Written task:
Repeat the material below exactly, with no pictures.

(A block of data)
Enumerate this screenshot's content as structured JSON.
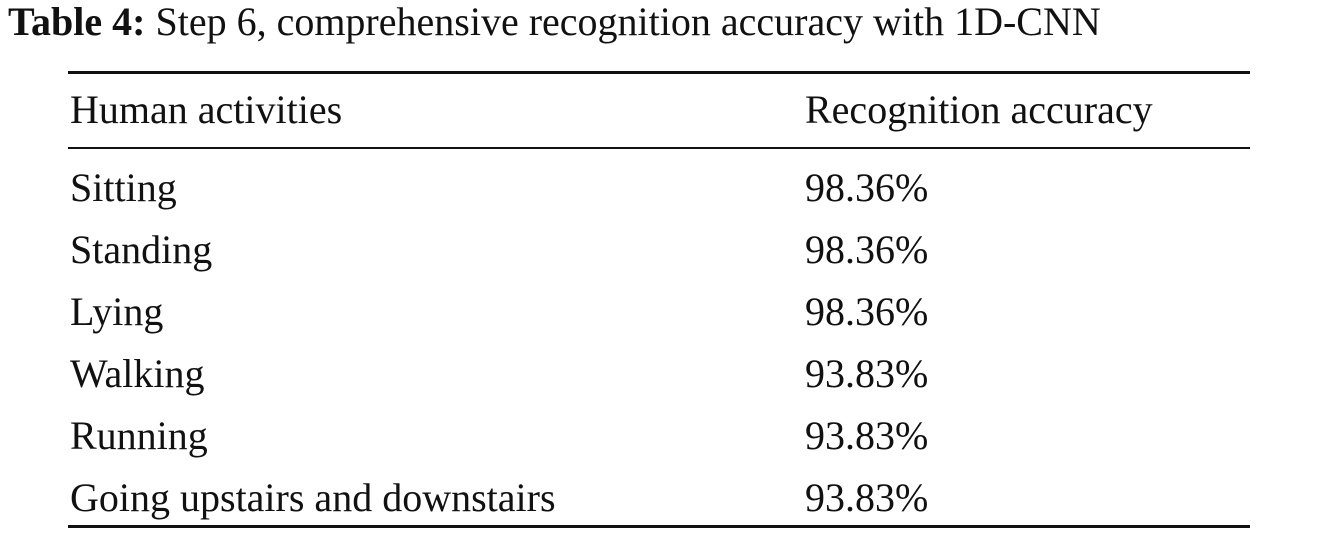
{
  "caption": {
    "label": "Table 4:",
    "text": "Step 6, comprehensive recognition accuracy with 1D-CNN"
  },
  "table": {
    "header": [
      "Human activities",
      "Recognition accuracy"
    ],
    "rows": [
      [
        "Sitting",
        "98.36%"
      ],
      [
        "Standing",
        "98.36%"
      ],
      [
        "Lying",
        "98.36%"
      ],
      [
        "Walking",
        "93.83%"
      ],
      [
        "Running",
        "93.83%"
      ],
      [
        "Going upstairs and downstairs",
        "93.83%"
      ]
    ]
  }
}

Output below:
Enumerate this screenshot's content as structured JSON.
{
  "caption": {
    "label": "Table 4:",
    "text": "Step 6, comprehensive recognition accuracy with 1D-CNN"
  },
  "table": {
    "header": [
      "Human activities",
      "Recognition accuracy"
    ],
    "rows": [
      [
        "Sitting",
        "98.36%"
      ],
      [
        "Standing",
        "98.36%"
      ],
      [
        "Lying",
        "98.36%"
      ],
      [
        "Walking",
        "93.83%"
      ],
      [
        "Running",
        "93.83%"
      ],
      [
        "Going upstairs and downstairs",
        "93.83%"
      ]
    ]
  }
}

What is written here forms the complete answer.